OBJECTIVE: From the entries below, copy out every line with "detail" in it.

-- start of PROVIDED RECORDS --

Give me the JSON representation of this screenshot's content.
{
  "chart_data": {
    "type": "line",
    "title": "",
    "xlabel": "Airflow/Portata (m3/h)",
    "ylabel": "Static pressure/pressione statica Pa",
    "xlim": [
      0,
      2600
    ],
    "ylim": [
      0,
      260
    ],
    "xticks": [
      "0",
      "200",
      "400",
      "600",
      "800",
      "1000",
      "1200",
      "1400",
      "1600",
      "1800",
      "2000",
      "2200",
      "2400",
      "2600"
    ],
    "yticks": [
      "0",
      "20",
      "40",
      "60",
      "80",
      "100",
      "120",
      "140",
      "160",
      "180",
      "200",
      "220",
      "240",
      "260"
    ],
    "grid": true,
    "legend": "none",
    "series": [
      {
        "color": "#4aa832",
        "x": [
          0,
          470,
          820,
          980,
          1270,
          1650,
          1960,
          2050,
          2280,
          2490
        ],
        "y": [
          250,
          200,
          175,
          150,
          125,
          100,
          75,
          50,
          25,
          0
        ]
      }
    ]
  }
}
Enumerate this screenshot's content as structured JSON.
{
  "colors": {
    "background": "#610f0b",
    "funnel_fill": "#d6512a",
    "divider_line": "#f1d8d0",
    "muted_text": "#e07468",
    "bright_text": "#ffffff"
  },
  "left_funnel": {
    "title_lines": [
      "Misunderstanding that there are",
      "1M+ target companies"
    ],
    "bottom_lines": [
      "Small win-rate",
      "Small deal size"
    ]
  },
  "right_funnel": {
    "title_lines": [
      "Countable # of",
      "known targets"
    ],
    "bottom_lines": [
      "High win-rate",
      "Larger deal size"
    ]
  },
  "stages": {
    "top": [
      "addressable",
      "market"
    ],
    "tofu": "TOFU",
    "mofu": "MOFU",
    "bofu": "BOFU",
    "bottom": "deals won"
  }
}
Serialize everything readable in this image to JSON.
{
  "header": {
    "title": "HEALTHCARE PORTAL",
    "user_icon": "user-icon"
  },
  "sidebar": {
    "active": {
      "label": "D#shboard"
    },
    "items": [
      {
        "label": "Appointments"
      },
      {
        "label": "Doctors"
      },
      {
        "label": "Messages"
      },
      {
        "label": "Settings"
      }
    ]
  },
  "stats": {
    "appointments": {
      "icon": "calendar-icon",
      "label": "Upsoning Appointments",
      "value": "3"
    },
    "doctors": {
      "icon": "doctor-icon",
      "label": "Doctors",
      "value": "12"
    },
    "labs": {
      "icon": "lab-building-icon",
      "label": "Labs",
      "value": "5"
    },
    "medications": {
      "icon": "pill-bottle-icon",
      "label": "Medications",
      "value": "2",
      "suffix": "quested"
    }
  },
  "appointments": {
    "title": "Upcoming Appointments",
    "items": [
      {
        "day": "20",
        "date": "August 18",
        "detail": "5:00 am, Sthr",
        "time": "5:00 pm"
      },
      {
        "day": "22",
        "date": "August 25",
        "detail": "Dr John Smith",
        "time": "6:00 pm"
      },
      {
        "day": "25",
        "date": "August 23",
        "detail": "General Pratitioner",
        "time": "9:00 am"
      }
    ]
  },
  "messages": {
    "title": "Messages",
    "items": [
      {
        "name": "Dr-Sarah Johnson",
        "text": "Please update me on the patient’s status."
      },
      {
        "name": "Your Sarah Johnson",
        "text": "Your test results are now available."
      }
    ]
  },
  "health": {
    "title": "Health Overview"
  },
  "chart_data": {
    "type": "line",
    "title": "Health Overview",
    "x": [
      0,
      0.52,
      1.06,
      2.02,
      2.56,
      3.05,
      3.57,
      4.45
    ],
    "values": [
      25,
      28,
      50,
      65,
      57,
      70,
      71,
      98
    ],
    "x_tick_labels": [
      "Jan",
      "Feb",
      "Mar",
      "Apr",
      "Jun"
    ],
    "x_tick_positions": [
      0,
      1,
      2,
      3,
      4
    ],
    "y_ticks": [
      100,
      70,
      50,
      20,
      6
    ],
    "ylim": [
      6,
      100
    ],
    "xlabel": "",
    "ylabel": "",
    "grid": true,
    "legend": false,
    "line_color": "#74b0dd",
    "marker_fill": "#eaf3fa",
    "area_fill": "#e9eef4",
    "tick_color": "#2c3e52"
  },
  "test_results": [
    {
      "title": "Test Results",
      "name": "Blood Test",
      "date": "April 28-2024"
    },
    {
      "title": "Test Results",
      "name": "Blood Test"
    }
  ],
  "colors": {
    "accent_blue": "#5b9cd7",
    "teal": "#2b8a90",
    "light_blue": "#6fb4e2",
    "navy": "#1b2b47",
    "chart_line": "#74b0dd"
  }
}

-- end of PROVIDED RECORDS --

COMPLETE OUTPUT:
        "detail": "5:00 am, Sthr",
        "detail": "Dr John Smith",
        "detail": "General Pratitioner",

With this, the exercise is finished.